Dataset items:
§ §

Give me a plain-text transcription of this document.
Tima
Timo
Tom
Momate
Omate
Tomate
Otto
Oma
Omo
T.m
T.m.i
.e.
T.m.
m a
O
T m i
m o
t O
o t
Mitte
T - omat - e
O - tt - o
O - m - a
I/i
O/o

§ §

■ **Task to complete**
Output all of the data again, exactly.

■ **Task output**
Give me a plain-text transcription of this document.
Tima
Timo
Tom
Momate
Omate
Tomate
Otto
Oma
Omo
T.m
T.m.i
.e.
T.m.
m a
O
T m i
m o
t O
o t
Mitte
T - omat - e
O - tt - o
O - m - a
I/i
O/o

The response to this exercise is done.